• Extrait du texte:
-------
Qu'on se rassure. Tante Hanna, il est
vrai, a largement pratiqué la cure
d'âmes. Son travail parmi les pauvres
n'était-il pas une cure d'âmes en
pratique ? Elle ne s'est pas
gênée, quoique femme, d'exposer aux
gens, dans des entretiens privés, la voie du
salut, avec son originalité et sa
clarté d'esprit habituelles. N'est-il pas
arrivé à un des plus fidèles
pasteurs de notre communauté d'entendre un
homme, d'entre les plus bas tombés,
auprès duquel tante Hanna l'avait
prié elle-même de se rendre, parce
qu'elle l'avait jusqu'alors visité et
exhorté en vain, lui crier :
« Envoyez-moi Hanna Kepler de
l'Arrenberg, je la comprends mieux que
vous ».
Oui, elle faisait de la cure
d'âmes, mais sans sortir des limites que lui
imposait son sexe. Le prédicateur de la cour
Ohly, de Berlin, a dit à propos
d'elle :
« Elle s'élevait avec
une sévérité
particulière contre les femmes qui
franchissent les limites que Dieu lui-même a assignées
à leur
activité, dans sa parole. On a
essayé, parfois, de lui persuader de passer
par-dessus cette ligne de démarcation ou de
l'interpréter d'une façon qui
n'aurait pas été conforme à la
parole de Dieu, mais comme autrefois Jean-Baptiste,
elle a résisté à la tentation
de vouloir être plus qu'elle n'était.
C'est justement pour cela que le Seigneur a si
richement béni son travail ».
Le pasteur Thyssen, maintenant à
Bremen, qui a grandi sous ses yeux et
s'était attaché à elle
dès son enfance, lui a rendu ce
témoignage : « Elle
était conservatrice, aussi en ce qui
concerne le féminisme, et c'était
pour elle une joie de constater que je me rangeais
résolument du côté de
l'ancienne conception, d'après laquelle la
place de la femme est à la maison, en
qualité de ménagère et de
mère de famille, mais qui admet cependant
qu'elle peut servir Dieu dans un cercle plus
étendu, par le moyen d'oeuvres de foi et
d'amour et qui lui concède même le
droit de parler, dans les unions de jeunes filles
ou autres réunions de ce genre.
C'était pour elle une abomination que des
femmes parlassent devant des auditoires mixtes et
surtout dans des assemblées publiques. Elle
a toujours agi en accord avec ce principe, quelle
qu'ait été d'autre part sa multiple
activité. Il lui est bien arrivé,
à l'Elendstal, de dire
quelques mots à ses hôtes, comme toute
maîtresse de maison est appelée
à le faire, mais jamais elle n'a
prononcé un discours dans une
assemblée mixte ; on l'y a parfois
engagée, en ma présence, mais elle a
toujours refusé de le faire, sans
hésiter.
-------
• Entrées des éléments de mise en page:

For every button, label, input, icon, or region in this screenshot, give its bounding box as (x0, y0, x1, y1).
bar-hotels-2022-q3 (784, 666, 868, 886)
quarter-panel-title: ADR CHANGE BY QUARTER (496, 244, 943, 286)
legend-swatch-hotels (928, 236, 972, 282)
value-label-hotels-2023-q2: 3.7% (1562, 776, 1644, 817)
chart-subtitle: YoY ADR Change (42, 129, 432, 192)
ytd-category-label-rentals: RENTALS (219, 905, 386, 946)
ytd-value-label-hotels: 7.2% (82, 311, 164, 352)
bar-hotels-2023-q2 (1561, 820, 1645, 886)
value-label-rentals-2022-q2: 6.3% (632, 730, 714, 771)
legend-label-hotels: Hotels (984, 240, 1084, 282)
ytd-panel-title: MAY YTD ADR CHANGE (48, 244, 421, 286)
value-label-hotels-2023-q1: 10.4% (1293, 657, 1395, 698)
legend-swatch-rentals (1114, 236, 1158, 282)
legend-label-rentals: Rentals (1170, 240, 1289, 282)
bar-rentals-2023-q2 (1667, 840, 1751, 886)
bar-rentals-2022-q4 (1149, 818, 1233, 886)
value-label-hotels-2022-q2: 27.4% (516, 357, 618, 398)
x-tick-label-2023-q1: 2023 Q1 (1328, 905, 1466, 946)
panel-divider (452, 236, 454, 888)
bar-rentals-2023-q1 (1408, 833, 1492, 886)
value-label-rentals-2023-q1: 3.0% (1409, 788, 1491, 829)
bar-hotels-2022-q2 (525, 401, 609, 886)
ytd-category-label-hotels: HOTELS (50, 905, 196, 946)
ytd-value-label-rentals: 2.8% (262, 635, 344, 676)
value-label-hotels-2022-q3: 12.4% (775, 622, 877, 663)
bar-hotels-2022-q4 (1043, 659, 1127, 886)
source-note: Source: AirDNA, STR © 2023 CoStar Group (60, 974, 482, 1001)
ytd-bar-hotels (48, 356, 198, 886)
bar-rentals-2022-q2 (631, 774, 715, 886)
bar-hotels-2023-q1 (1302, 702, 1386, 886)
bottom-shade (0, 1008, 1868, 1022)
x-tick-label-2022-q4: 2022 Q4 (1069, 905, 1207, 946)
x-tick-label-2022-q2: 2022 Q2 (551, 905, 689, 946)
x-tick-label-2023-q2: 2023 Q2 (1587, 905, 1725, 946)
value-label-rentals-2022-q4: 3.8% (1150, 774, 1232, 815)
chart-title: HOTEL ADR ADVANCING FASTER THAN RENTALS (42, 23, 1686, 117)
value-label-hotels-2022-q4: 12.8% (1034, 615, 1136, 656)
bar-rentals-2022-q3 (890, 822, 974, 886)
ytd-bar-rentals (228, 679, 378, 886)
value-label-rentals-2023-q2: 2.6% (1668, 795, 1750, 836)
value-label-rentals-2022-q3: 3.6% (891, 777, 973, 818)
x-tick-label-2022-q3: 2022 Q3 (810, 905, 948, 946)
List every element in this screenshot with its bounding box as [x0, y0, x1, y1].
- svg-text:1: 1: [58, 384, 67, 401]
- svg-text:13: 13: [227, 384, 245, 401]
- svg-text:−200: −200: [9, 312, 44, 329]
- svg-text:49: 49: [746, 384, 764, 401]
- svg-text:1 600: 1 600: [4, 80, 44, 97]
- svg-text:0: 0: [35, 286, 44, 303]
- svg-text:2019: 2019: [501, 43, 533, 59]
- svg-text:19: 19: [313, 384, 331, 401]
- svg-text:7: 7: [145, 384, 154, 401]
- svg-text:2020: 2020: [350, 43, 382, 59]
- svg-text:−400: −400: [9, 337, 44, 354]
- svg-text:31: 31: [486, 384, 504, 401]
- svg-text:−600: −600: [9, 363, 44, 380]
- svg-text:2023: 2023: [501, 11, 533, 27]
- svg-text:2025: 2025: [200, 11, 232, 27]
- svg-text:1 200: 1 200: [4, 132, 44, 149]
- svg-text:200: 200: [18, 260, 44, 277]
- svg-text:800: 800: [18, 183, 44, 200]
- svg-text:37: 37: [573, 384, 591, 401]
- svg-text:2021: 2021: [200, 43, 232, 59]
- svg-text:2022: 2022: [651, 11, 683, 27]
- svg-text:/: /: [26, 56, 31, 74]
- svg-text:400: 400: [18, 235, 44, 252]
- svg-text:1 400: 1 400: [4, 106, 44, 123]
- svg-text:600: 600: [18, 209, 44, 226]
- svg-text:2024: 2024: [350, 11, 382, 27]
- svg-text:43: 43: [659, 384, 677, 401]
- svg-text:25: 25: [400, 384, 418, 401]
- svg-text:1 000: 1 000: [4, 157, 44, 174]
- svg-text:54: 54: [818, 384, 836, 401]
-------
• Consignes:
1. Traduisez en anglais cette phrase du passage sur Hanna Kepler : « C'était pour elle une abomination que des femmes parlassent devant des auditoires mixtes et surtout dans des assemblées publiques. »
2. Poursuivez le passage sur Hanna Kepler à la suite de sa dernière phrase, s'il vous plaît.

• Réponses:
1. To her it was an abomination for women to speak before mixed audiences, and above all in public assemblies.

2.
Elle avait une énergie et une
assurance toutes masculines, mais elle n'oubliait
jamais qu'elle était femme. À
côté de sa force de caractère,
elle possédait l'onction d'un pur esprit
féminin. Et c'est cela - et non point la
force de son bras ou la véhémence de
ses paroles, - qui a désarmé et
calmé plus d'un vaurien, tempêtant
contre elle, et la menaçant avec
colère. Cela a été pour elle
une souffrance, que de voir l'un de ses meilleurs
amis et protecteurs se laisser gagner par le
mouvement féministe. Elle avait des
idées très arrêtées sur
cette question, aussi bien que sur d'autres. Elle
avait pris position d'une façon très
déterminée, et cela ne l'a pas
empêchée d'agir.
« Je l'entendais un jour
raconter, avec une profonde émotion, qu'on
avait voulu obtenir l'usage de la salle de
l'Elendstal pour une réunion où des
femmes devaient parler. « jamais pareille
chose n'aura lieu tant que je vivrai »
avait-elle déclaré d'un ton qui
n'admettait pas de réplique. Et cependant, elle
possédait
un don de parole d'une rare puissance. Mais elle se
connaissait, et elle savait qu'elle tomberait
facilement dans une sorte d'état extatique,
qui pourrait bien entraîner les autres, mais
qui n'était point sans danger.
Elle avait d'ailleurs, d'une
façon générale, un bon sens,
une pondération qui la préservaient
de tout ce qui était outré et de tout
fanatisme. Elle n'était pas
spiritualisée au point qu'il n'y eût
plus de place en elle pour la gaîté de
bon aloi et les bons mots dont elle
émaillait sa conversation.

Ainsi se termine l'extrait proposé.